> **INSTRUCTION**
Count every line of the material that holds the string "Yield". Respond with the total only.

Start PROVIDED ENTRIES

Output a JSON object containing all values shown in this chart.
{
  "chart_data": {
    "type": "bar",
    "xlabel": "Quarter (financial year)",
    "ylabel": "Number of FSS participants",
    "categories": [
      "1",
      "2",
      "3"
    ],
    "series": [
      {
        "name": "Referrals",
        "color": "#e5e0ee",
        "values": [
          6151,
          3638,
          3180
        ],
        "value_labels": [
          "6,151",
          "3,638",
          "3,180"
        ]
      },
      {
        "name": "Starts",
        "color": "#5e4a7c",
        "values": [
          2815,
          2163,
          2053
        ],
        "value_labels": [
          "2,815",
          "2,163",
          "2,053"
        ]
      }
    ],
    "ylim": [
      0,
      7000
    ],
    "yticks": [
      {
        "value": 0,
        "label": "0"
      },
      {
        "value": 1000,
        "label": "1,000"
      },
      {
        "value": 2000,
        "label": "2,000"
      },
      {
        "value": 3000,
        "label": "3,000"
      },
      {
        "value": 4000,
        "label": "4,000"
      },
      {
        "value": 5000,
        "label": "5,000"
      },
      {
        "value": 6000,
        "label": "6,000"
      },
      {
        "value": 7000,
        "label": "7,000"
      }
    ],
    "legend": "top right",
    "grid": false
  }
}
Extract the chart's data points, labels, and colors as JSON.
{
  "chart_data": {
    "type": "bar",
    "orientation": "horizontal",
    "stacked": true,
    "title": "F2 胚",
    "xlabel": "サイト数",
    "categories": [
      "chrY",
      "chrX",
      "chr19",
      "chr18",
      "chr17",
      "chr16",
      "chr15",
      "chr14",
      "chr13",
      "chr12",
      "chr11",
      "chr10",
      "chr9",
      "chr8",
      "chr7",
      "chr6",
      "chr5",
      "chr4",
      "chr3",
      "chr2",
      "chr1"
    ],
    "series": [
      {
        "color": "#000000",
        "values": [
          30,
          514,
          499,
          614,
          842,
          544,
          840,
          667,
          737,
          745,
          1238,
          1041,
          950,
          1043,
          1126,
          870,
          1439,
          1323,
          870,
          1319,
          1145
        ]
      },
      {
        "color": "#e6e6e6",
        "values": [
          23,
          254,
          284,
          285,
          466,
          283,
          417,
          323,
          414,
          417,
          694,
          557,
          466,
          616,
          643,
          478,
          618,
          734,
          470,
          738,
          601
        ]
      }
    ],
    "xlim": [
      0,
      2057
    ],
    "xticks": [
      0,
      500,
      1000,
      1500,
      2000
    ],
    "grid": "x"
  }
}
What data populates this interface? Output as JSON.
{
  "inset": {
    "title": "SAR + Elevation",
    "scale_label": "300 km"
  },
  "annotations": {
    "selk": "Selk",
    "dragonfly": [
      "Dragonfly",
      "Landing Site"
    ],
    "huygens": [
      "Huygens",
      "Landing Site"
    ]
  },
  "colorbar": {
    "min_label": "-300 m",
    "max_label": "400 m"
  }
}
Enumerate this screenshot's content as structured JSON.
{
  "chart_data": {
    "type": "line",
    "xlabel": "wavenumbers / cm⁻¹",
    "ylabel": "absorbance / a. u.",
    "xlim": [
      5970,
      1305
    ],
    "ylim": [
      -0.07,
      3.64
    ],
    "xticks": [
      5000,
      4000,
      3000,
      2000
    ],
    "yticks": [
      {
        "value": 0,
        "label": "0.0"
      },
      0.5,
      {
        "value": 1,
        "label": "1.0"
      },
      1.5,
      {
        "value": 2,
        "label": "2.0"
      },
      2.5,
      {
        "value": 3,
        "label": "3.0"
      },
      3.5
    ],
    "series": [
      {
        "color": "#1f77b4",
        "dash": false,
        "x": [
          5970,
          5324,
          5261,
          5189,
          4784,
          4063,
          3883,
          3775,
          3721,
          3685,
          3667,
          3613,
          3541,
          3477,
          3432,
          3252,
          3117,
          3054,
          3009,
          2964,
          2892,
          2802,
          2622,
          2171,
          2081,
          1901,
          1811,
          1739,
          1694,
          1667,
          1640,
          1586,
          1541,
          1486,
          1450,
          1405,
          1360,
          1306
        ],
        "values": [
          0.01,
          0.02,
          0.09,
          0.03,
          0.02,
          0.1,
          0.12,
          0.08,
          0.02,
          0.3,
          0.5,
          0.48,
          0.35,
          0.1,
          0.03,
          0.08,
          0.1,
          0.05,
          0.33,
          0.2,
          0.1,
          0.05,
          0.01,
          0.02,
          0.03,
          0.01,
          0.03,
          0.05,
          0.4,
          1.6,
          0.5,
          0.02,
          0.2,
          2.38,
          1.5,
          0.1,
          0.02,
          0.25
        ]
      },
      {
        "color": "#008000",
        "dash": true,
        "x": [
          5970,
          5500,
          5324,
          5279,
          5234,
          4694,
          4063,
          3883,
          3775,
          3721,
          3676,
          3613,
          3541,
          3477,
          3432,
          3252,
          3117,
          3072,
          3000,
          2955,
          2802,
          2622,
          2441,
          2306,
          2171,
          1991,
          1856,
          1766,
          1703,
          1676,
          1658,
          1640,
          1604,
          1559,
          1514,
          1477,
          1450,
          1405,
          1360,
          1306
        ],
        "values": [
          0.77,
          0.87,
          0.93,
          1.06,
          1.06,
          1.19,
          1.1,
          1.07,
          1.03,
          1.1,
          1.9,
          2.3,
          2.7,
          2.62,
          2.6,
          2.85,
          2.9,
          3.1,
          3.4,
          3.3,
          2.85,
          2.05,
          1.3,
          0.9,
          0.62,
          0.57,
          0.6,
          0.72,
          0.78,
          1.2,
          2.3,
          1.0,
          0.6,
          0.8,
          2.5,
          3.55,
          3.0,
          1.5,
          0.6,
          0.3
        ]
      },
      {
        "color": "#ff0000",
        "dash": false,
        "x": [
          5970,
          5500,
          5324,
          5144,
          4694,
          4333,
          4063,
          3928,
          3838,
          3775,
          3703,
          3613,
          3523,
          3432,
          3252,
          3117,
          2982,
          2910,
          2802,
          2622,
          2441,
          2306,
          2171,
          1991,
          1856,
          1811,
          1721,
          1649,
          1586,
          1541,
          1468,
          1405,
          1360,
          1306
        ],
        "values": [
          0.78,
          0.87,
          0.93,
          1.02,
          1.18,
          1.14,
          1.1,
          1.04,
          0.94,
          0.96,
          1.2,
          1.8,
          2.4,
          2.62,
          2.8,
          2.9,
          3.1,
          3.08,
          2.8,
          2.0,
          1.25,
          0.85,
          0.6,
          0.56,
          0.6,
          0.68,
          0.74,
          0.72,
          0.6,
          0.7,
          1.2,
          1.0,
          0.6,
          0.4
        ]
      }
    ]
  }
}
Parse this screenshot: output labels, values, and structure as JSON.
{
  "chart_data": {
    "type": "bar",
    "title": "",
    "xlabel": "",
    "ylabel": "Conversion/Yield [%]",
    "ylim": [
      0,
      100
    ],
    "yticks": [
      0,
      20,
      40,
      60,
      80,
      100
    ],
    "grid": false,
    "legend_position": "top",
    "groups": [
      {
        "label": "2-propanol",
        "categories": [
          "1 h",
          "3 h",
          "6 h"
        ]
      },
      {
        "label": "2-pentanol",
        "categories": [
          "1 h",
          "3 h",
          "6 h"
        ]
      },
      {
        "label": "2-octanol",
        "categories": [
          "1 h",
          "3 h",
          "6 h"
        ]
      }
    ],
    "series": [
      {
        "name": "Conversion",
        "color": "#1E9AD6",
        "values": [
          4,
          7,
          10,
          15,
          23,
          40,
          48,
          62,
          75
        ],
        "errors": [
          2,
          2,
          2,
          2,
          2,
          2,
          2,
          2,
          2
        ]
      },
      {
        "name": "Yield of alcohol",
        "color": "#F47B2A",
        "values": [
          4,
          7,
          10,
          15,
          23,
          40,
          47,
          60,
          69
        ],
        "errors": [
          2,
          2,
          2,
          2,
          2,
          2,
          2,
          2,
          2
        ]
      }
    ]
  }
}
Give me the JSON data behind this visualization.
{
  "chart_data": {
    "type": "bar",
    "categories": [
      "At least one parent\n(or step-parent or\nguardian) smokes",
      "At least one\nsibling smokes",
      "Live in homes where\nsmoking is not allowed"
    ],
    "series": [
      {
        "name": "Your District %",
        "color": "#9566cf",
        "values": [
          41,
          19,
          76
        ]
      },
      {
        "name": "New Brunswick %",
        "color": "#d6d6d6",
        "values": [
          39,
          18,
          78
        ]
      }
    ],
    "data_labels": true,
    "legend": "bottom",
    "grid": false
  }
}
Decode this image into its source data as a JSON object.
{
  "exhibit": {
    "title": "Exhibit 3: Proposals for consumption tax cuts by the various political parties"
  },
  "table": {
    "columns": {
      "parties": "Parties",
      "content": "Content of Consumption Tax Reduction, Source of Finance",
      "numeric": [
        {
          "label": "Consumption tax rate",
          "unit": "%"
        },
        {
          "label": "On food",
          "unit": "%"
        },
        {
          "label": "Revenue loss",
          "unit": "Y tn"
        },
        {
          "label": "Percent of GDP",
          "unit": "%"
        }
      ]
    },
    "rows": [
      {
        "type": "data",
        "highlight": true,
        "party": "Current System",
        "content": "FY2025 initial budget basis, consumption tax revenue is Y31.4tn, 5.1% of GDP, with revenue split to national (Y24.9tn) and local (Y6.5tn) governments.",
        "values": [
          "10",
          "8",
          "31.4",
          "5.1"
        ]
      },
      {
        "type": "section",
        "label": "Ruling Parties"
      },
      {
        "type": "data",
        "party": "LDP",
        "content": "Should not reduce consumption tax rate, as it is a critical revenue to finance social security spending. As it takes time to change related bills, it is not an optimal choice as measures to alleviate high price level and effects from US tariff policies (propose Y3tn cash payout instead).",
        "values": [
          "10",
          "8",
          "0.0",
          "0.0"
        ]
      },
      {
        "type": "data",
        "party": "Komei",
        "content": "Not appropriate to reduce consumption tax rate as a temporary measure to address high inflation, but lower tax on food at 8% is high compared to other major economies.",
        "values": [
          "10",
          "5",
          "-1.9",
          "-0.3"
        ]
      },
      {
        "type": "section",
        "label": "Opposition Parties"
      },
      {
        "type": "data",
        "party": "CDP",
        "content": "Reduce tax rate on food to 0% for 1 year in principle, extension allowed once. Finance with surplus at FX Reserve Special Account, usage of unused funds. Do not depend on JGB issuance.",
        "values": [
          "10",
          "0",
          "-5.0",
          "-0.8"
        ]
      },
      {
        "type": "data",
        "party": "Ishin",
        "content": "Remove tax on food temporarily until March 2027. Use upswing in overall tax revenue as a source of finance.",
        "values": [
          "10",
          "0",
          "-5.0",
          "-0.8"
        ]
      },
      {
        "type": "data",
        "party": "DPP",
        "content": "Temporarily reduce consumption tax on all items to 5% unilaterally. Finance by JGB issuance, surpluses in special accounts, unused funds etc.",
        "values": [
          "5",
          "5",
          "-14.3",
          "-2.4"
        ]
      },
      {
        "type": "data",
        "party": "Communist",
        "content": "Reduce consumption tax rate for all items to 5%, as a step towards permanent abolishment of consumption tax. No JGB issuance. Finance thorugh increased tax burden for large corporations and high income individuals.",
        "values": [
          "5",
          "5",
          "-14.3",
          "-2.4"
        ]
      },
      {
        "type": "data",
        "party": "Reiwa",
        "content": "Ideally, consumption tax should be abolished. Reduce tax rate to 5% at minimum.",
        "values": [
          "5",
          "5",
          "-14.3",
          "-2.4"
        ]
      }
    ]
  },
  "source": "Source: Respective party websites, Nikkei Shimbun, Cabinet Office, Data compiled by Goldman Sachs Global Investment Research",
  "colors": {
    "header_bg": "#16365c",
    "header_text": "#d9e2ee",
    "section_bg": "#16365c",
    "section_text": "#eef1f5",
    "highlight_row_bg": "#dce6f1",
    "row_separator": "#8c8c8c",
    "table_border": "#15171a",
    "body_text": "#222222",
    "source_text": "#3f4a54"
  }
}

End PROVIDED ENTRIES

> **OUTPUT OF THE EXERCISE**
2